## Written exercise
Show every line in the entries below where the word "sich" appears.

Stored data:
↓↓↓
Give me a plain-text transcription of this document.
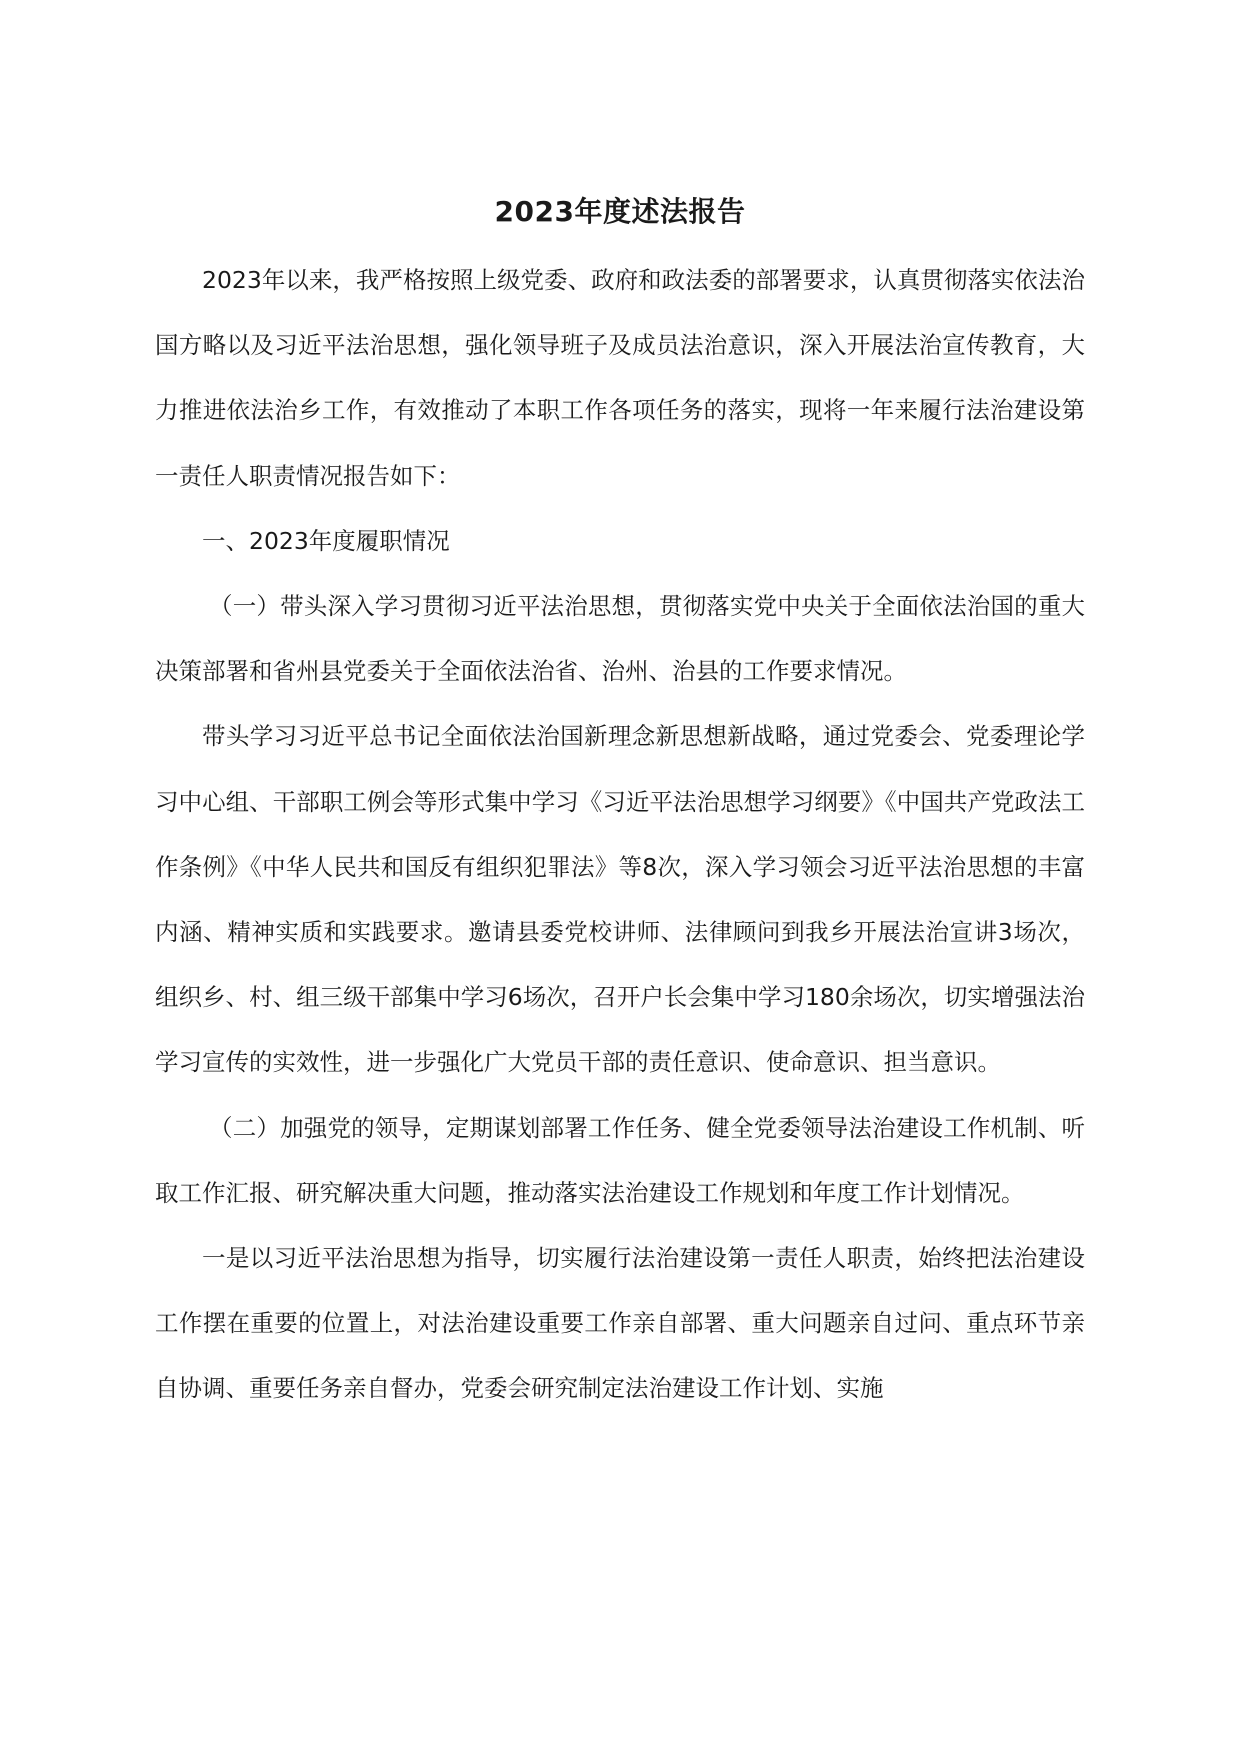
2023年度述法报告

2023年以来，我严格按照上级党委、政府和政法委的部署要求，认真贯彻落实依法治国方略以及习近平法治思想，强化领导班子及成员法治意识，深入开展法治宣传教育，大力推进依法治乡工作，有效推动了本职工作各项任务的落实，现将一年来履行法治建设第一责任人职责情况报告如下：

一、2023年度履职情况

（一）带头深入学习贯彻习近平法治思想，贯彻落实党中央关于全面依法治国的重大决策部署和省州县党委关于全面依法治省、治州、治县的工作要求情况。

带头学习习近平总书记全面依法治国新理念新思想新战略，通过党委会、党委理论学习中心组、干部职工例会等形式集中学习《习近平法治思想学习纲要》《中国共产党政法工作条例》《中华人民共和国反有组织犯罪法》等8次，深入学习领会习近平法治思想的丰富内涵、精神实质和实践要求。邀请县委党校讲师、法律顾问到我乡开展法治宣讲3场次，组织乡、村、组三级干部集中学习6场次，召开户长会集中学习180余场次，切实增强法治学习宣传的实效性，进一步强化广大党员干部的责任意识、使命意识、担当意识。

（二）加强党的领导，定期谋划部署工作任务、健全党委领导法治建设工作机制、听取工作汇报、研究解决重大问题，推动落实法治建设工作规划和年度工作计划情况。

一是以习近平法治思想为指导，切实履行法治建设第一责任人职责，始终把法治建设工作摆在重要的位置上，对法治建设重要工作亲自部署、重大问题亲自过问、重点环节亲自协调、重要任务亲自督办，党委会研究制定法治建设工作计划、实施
↑↑↑
↓↓↓
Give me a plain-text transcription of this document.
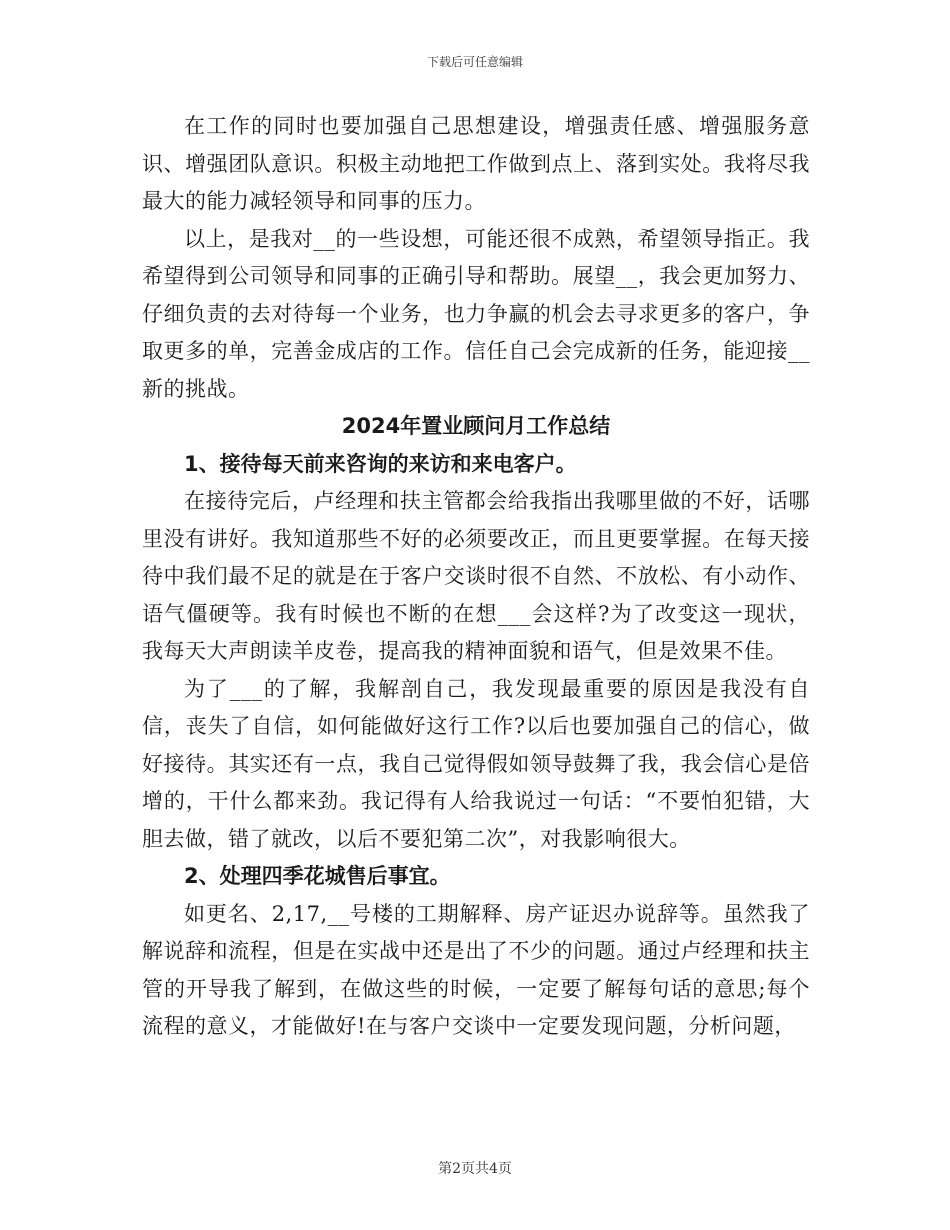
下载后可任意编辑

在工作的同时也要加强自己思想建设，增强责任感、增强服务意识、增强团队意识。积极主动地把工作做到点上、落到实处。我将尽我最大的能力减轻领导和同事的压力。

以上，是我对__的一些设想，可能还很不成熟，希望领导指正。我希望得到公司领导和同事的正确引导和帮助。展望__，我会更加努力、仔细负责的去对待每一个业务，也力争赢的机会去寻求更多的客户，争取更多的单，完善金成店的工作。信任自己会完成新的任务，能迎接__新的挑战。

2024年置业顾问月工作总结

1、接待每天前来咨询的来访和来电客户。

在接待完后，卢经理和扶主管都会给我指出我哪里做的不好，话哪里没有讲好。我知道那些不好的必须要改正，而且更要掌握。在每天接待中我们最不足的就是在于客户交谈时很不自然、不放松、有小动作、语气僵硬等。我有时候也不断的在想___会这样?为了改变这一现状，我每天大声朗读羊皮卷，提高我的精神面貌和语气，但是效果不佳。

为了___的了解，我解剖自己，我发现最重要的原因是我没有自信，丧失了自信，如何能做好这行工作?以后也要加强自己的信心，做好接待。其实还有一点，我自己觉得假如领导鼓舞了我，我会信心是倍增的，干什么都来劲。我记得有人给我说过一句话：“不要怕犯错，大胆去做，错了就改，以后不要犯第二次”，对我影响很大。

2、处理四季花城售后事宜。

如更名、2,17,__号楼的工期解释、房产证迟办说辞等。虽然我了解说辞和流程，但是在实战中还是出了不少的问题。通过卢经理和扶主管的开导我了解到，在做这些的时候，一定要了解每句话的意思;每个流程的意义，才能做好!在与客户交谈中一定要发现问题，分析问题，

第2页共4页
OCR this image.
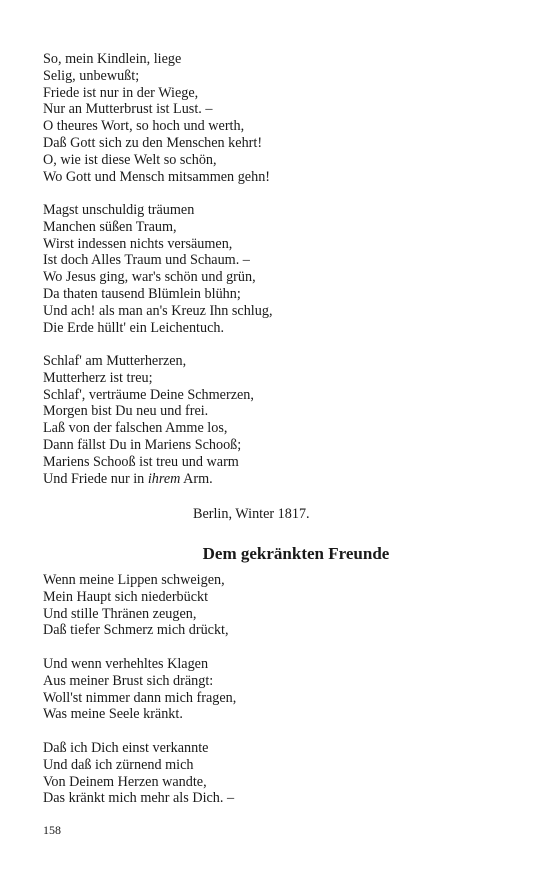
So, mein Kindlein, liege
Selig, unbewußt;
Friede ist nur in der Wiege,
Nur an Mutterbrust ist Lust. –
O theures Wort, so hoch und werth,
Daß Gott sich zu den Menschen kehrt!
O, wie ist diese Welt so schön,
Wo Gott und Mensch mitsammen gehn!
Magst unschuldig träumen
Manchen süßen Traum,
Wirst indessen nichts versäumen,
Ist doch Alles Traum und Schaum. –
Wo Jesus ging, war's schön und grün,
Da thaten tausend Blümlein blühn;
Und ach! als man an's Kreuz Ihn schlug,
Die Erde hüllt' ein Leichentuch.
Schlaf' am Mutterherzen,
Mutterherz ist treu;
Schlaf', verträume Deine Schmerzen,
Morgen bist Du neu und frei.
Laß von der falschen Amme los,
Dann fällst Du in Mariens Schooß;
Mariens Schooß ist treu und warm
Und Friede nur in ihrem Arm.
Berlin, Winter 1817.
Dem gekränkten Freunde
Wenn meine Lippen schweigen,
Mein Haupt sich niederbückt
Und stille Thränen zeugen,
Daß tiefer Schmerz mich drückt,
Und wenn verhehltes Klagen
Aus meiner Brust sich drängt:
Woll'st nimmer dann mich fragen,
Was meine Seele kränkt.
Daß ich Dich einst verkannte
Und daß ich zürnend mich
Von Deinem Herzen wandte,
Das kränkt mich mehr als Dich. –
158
↑↑↑
## Reply
Daß Gott sich zu den Menschen kehrt!
Mein Haupt sich niederbückt
Aus meiner Brust sich drängt:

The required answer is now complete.